## Start

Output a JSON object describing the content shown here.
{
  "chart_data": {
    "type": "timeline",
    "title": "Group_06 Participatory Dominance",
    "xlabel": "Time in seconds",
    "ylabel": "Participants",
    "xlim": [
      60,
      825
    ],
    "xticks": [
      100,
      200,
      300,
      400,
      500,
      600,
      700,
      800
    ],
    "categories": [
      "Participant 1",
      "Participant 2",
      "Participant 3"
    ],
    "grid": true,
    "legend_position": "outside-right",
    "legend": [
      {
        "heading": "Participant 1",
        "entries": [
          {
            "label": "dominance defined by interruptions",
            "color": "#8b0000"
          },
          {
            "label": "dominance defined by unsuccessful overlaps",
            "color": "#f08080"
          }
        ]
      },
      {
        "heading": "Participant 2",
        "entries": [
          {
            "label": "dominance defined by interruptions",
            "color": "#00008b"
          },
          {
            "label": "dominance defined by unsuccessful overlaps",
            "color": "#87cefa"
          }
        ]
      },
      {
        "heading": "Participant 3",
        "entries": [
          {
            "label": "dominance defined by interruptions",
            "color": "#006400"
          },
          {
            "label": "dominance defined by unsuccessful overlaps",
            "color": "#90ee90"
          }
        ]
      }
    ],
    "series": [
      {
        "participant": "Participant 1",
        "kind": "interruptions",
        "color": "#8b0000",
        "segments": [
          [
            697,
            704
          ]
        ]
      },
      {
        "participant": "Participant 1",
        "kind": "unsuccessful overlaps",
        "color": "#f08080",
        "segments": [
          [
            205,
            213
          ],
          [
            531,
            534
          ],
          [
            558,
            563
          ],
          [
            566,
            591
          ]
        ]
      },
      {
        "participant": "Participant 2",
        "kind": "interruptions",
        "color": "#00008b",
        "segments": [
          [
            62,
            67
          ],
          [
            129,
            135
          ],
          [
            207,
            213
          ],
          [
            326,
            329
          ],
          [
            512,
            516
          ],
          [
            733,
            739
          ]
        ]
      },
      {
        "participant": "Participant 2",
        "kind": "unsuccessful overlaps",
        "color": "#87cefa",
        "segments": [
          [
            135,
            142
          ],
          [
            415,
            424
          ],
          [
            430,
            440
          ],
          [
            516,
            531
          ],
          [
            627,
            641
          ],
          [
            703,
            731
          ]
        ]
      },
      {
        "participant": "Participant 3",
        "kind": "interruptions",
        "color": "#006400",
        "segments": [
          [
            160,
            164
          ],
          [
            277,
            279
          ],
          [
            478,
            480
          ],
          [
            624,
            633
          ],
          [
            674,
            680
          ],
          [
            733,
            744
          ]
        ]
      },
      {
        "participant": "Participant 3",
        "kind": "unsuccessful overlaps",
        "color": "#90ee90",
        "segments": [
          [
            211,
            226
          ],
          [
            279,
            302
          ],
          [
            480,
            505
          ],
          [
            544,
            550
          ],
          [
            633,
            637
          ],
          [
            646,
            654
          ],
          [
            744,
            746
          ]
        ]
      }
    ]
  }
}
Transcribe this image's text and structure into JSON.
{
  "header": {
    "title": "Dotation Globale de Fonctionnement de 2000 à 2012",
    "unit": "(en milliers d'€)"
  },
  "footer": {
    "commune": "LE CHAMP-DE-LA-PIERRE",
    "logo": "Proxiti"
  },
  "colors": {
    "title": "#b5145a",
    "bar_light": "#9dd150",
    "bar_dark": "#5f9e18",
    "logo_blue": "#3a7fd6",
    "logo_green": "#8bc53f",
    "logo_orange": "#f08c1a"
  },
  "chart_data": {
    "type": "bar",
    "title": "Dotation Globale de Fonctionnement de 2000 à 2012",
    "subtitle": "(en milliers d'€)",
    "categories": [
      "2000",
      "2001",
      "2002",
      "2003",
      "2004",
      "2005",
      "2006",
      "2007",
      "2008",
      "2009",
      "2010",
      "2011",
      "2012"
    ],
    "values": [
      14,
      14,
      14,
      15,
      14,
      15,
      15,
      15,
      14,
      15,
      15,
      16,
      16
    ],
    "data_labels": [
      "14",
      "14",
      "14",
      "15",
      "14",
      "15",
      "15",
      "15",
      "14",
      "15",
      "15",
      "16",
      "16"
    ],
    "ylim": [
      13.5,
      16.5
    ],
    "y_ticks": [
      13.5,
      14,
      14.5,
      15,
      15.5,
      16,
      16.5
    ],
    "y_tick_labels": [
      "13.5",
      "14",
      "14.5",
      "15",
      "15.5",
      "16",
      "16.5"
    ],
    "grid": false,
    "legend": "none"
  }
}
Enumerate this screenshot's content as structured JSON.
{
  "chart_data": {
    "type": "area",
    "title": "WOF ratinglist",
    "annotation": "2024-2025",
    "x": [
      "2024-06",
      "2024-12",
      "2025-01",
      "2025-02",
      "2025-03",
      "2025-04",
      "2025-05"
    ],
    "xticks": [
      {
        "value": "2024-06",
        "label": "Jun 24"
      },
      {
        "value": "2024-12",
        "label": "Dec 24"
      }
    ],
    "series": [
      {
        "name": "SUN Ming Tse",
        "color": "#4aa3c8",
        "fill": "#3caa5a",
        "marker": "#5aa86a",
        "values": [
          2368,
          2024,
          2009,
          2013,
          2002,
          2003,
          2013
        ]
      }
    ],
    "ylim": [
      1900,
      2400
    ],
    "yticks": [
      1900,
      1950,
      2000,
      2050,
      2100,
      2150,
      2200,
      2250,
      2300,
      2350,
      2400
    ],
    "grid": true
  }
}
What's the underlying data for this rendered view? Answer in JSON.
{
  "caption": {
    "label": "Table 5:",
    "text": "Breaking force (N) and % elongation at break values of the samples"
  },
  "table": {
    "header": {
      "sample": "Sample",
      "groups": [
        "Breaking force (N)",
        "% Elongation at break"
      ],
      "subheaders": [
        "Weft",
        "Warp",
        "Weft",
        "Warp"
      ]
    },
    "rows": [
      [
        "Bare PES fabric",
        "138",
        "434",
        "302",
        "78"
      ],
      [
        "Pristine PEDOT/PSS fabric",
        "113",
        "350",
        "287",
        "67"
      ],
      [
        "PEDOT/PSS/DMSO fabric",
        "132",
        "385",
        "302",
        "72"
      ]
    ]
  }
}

## End

INSTRUCTION:
All of the data needs to be reproduced exactly, with no line missing.

RESULT FOR THIS TASK:
Output a JSON object describing the content shown here.
{
  "chart_data": {
    "type": "timeline",
    "title": "Group_06 Participatory Dominance",
    "xlabel": "Time in seconds",
    "ylabel": "Participants",
    "xlim": [
      60,
      825
    ],
    "xticks": [
      100,
      200,
      300,
      400,
      500,
      600,
      700,
      800
    ],
    "categories": [
      "Participant 1",
      "Participant 2",
      "Participant 3"
    ],
    "grid": true,
    "legend_position": "outside-right",
    "legend": [
      {
        "heading": "Participant 1",
        "entries": [
          {
            "label": "dominance defined by interruptions",
            "color": "#8b0000"
          },
          {
            "label": "dominance defined by unsuccessful overlaps",
            "color": "#f08080"
          }
        ]
      },
      {
        "heading": "Participant 2",
        "entries": [
          {
            "label": "dominance defined by interruptions",
            "color": "#00008b"
          },
          {
            "label": "dominance defined by unsuccessful overlaps",
            "color": "#87cefa"
          }
        ]
      },
      {
        "heading": "Participant 3",
        "entries": [
          {
            "label": "dominance defined by interruptions",
            "color": "#006400"
          },
          {
            "label": "dominance defined by unsuccessful overlaps",
            "color": "#90ee90"
          }
        ]
      }
    ],
    "series": [
      {
        "participant": "Participant 1",
        "kind": "interruptions",
        "color": "#8b0000",
        "segments": [
          [
            697,
            704
          ]
        ]
      },
      {
        "participant": "Participant 1",
        "kind": "unsuccessful overlaps",
        "color": "#f08080",
        "segments": [
          [
            205,
            213
          ],
          [
            531,
            534
          ],
          [
            558,
            563
          ],
          [
            566,
            591
          ]
        ]
      },
      {
        "participant": "Participant 2",
        "kind": "interruptions",
        "color": "#00008b",
        "segments": [
          [
            62,
            67
          ],
          [
            129,
            135
          ],
          [
            207,
            213
          ],
          [
            326,
            329
          ],
          [
            512,
            516
          ],
          [
            733,
            739
          ]
        ]
      },
      {
        "participant": "Participant 2",
        "kind": "unsuccessful overlaps",
        "color": "#87cefa",
        "segments": [
          [
            135,
            142
          ],
          [
            415,
            424
          ],
          [
            430,
            440
          ],
          [
            516,
            531
          ],
          [
            627,
            641
          ],
          [
            703,
            731
          ]
        ]
      },
      {
        "participant": "Participant 3",
        "kind": "interruptions",
        "color": "#006400",
        "segments": [
          [
            160,
            164
          ],
          [
            277,
            279
          ],
          [
            478,
            480
          ],
          [
            624,
            633
          ],
          [
            674,
            680
          ],
          [
            733,
            744
          ]
        ]
      },
      {
        "participant": "Participant 3",
        "kind": "unsuccessful overlaps",
        "color": "#90ee90",
        "segments": [
          [
            211,
            226
          ],
          [
            279,
            302
          ],
          [
            480,
            505
          ],
          [
            544,
            550
          ],
          [
            633,
            637
          ],
          [
            646,
            654
          ],
          [
            744,
            746
          ]
        ]
      }
    ]
  }
}
Transcribe this image's text and structure into JSON.
{
  "header": {
    "title": "Dotation Globale de Fonctionnement de 2000 à 2012",
    "unit": "(en milliers d'€)"
  },
  "footer": {
    "commune": "LE CHAMP-DE-LA-PIERRE",
    "logo": "Proxiti"
  },
  "colors": {
    "title": "#b5145a",
    "bar_light": "#9dd150",
    "bar_dark": "#5f9e18",
    "logo_blue": "#3a7fd6",
    "logo_green": "#8bc53f",
    "logo_orange": "#f08c1a"
  },
  "chart_data": {
    "type": "bar",
    "title": "Dotation Globale de Fonctionnement de 2000 à 2012",
    "subtitle": "(en milliers d'€)",
    "categories": [
      "2000",
      "2001",
      "2002",
      "2003",
      "2004",
      "2005",
      "2006",
      "2007",
      "2008",
      "2009",
      "2010",
      "2011",
      "2012"
    ],
    "values": [
      14,
      14,
      14,
      15,
      14,
      15,
      15,
      15,
      14,
      15,
      15,
      16,
      16
    ],
    "data_labels": [
      "14",
      "14",
      "14",
      "15",
      "14",
      "15",
      "15",
      "15",
      "14",
      "15",
      "15",
      "16",
      "16"
    ],
    "ylim": [
      13.5,
      16.5
    ],
    "y_ticks": [
      13.5,
      14,
      14.5,
      15,
      15.5,
      16,
      16.5
    ],
    "y_tick_labels": [
      "13.5",
      "14",
      "14.5",
      "15",
      "15.5",
      "16",
      "16.5"
    ],
    "grid": false,
    "legend": "none"
  }
}
Enumerate this screenshot's content as structured JSON.
{
  "chart_data": {
    "type": "area",
    "title": "WOF ratinglist",
    "annotation": "2024-2025",
    "x": [
      "2024-06",
      "2024-12",
      "2025-01",
      "2025-02",
      "2025-03",
      "2025-04",
      "2025-05"
    ],
    "xticks": [
      {
        "value": "2024-06",
        "label": "Jun 24"
      },
      {
        "value": "2024-12",
        "label": "Dec 24"
      }
    ],
    "series": [
      {
        "name": "SUN Ming Tse",
        "color": "#4aa3c8",
        "fill": "#3caa5a",
        "marker": "#5aa86a",
        "values": [
          2368,
          2024,
          2009,
          2013,
          2002,
          2003,
          2013
        ]
      }
    ],
    "ylim": [
      1900,
      2400
    ],
    "yticks": [
      1900,
      1950,
      2000,
      2050,
      2100,
      2150,
      2200,
      2250,
      2300,
      2350,
      2400
    ],
    "grid": true
  }
}
What's the underlying data for this rendered view? Answer in JSON.
{
  "caption": {
    "label": "Table 5:",
    "text": "Breaking force (N) and % elongation at break values of the samples"
  },
  "table": {
    "header": {
      "sample": "Sample",
      "groups": [
        "Breaking force (N)",
        "% Elongation at break"
      ],
      "subheaders": [
        "Weft",
        "Warp",
        "Weft",
        "Warp"
      ]
    },
    "rows": [
      [
        "Bare PES fabric",
        "138",
        "434",
        "302",
        "78"
      ],
      [
        "Pristine PEDOT/PSS fabric",
        "113",
        "350",
        "287",
        "67"
      ],
      [
        "PEDOT/PSS/DMSO fabric",
        "132",
        "385",
        "302",
        "72"
      ]
    ]
  }
}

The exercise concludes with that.